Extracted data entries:
────────────────
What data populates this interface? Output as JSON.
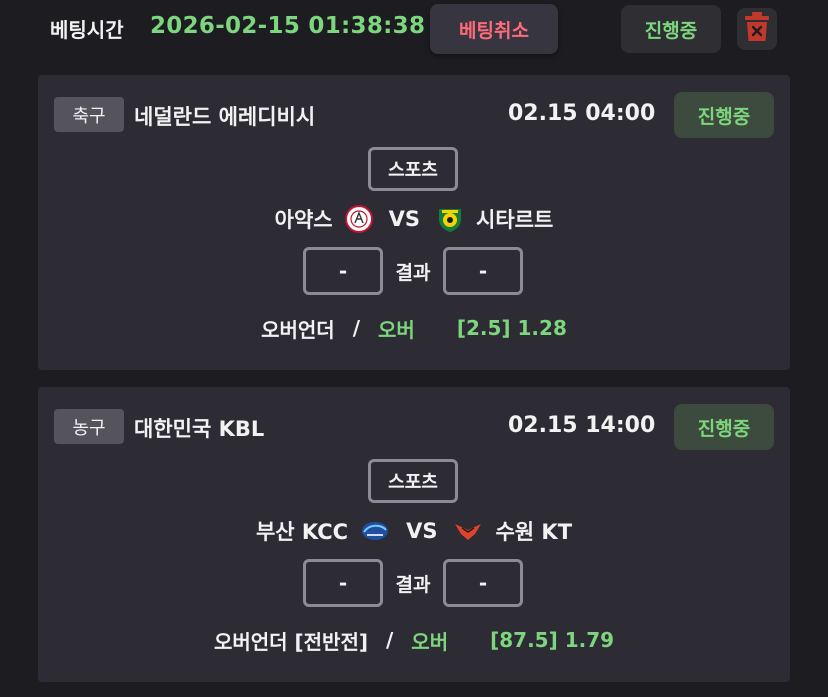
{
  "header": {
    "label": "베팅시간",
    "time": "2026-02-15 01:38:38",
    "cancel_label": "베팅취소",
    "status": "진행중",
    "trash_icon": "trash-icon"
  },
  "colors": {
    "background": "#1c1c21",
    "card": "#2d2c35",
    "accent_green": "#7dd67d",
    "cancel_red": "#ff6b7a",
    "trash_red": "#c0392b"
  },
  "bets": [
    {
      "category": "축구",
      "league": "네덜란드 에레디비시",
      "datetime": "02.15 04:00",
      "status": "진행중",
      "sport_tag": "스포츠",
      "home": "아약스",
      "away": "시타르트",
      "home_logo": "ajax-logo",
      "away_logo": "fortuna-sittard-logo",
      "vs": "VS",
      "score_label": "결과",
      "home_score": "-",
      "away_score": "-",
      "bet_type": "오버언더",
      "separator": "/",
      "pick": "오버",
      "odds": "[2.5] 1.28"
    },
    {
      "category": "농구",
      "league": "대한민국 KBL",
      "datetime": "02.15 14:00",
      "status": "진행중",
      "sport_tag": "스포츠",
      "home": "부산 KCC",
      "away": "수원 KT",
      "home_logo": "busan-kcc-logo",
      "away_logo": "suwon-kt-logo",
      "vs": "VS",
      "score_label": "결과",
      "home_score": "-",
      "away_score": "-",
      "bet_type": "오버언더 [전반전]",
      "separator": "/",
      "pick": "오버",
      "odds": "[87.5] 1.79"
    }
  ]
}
────────────────
:: TASK STATEMENT ::
Reproduce the full listing faithfully, but do not carry over any pictures.

:: ANSWER TO THE TASK ::
What data populates this interface? Output as JSON.
{
  "header": {
    "label": "베팅시간",
    "time": "2026-02-15 01:38:38",
    "cancel_label": "베팅취소",
    "status": "진행중",
    "trash_icon": "trash-icon"
  },
  "colors": {
    "background": "#1c1c21",
    "card": "#2d2c35",
    "accent_green": "#7dd67d",
    "cancel_red": "#ff6b7a",
    "trash_red": "#c0392b"
  },
  "bets": [
    {
      "category": "축구",
      "league": "네덜란드 에레디비시",
      "datetime": "02.15 04:00",
      "status": "진행중",
      "sport_tag": "스포츠",
      "home": "아약스",
      "away": "시타르트",
      "home_logo": "ajax-logo",
      "away_logo": "fortuna-sittard-logo",
      "vs": "VS",
      "score_label": "결과",
      "home_score": "-",
      "away_score": "-",
      "bet_type": "오버언더",
      "separator": "/",
      "pick": "오버",
      "odds": "[2.5] 1.28"
    },
    {
      "category": "농구",
      "league": "대한민국 KBL",
      "datetime": "02.15 14:00",
      "status": "진행중",
      "sport_tag": "스포츠",
      "home": "부산 KCC",
      "away": "수원 KT",
      "home_logo": "busan-kcc-logo",
      "away_logo": "suwon-kt-logo",
      "vs": "VS",
      "score_label": "결과",
      "home_score": "-",
      "away_score": "-",
      "bet_type": "오버언더 [전반전]",
      "separator": "/",
      "pick": "오버",
      "odds": "[87.5] 1.79"
    }
  ]
}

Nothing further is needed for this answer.